Give back the full listing, character for character, with no pictures.

** Start Excerpted records **

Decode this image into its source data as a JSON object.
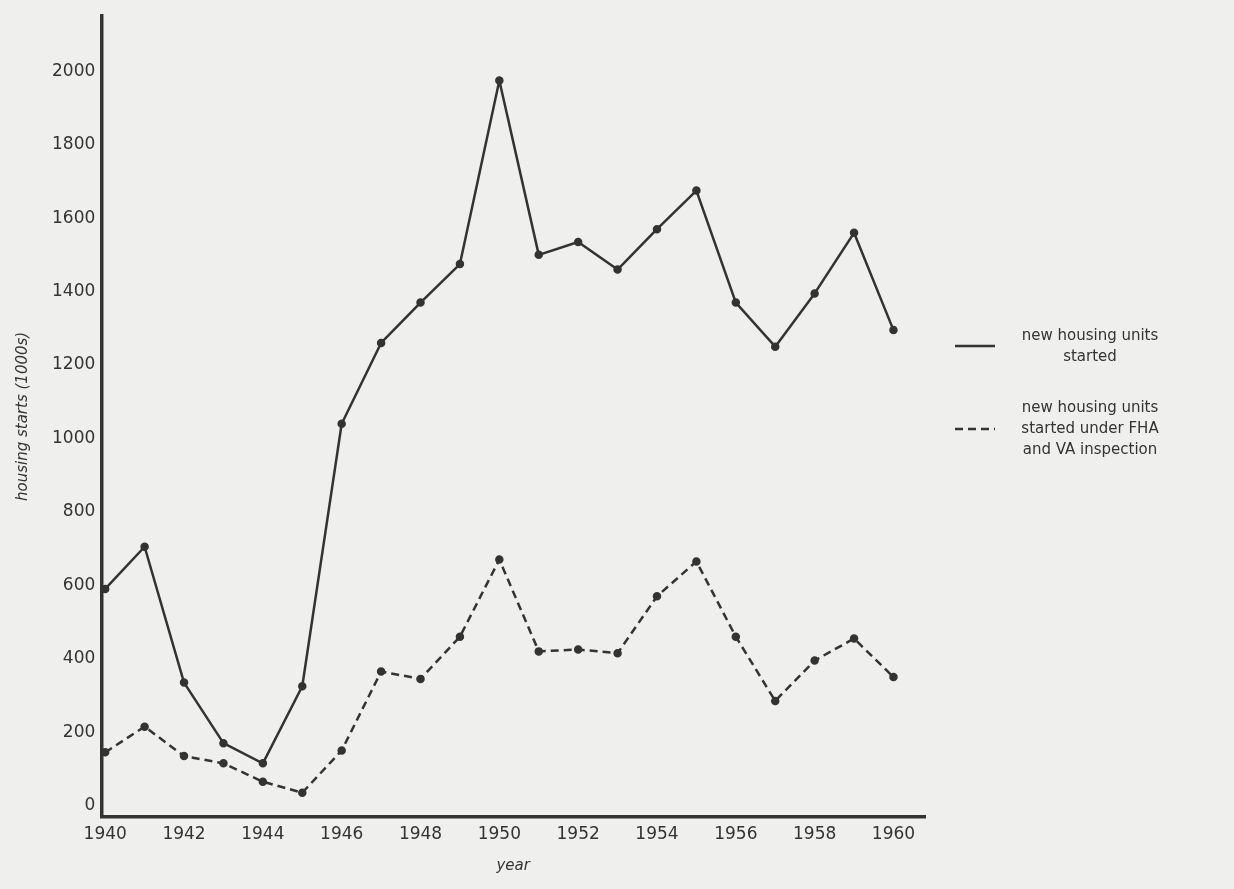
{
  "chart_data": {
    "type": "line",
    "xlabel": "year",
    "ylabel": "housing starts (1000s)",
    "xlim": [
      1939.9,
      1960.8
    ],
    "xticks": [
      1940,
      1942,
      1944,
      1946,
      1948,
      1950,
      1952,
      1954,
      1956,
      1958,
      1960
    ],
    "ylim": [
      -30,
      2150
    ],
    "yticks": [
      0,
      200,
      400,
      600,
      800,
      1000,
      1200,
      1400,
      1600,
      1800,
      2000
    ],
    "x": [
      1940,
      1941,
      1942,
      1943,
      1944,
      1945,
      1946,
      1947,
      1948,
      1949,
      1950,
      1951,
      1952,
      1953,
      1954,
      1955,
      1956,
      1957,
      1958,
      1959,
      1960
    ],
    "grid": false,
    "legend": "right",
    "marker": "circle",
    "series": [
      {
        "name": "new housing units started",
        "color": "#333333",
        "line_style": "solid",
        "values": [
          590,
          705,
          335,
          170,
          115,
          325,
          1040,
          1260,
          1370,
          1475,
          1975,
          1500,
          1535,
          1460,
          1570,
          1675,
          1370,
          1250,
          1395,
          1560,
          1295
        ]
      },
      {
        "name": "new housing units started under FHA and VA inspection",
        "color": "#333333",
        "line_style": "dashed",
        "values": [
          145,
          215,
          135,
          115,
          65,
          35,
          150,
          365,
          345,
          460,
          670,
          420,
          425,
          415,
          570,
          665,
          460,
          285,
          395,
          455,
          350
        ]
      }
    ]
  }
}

** End Excerpted records **

### Right answer
Decode this image into its source data as a JSON object.
{
  "chart_data": {
    "type": "line",
    "xlabel": "year",
    "ylabel": "housing starts (1000s)",
    "xlim": [
      1939.9,
      1960.8
    ],
    "xticks": [
      1940,
      1942,
      1944,
      1946,
      1948,
      1950,
      1952,
      1954,
      1956,
      1958,
      1960
    ],
    "ylim": [
      -30,
      2150
    ],
    "yticks": [
      0,
      200,
      400,
      600,
      800,
      1000,
      1200,
      1400,
      1600,
      1800,
      2000
    ],
    "x": [
      1940,
      1941,
      1942,
      1943,
      1944,
      1945,
      1946,
      1947,
      1948,
      1949,
      1950,
      1951,
      1952,
      1953,
      1954,
      1955,
      1956,
      1957,
      1958,
      1959,
      1960
    ],
    "grid": false,
    "legend": "right",
    "marker": "circle",
    "series": [
      {
        "name": "new housing units started",
        "color": "#333333",
        "line_style": "solid",
        "values": [
          590,
          705,
          335,
          170,
          115,
          325,
          1040,
          1260,
          1370,
          1475,
          1975,
          1500,
          1535,
          1460,
          1570,
          1675,
          1370,
          1250,
          1395,
          1560,
          1295
        ]
      },
      {
        "name": "new housing units started under FHA and VA inspection",
        "color": "#333333",
        "line_style": "dashed",
        "values": [
          145,
          215,
          135,
          115,
          65,
          35,
          150,
          365,
          345,
          460,
          670,
          420,
          425,
          415,
          570,
          665,
          460,
          285,
          395,
          455,
          350
        ]
      }
    ]
  }
}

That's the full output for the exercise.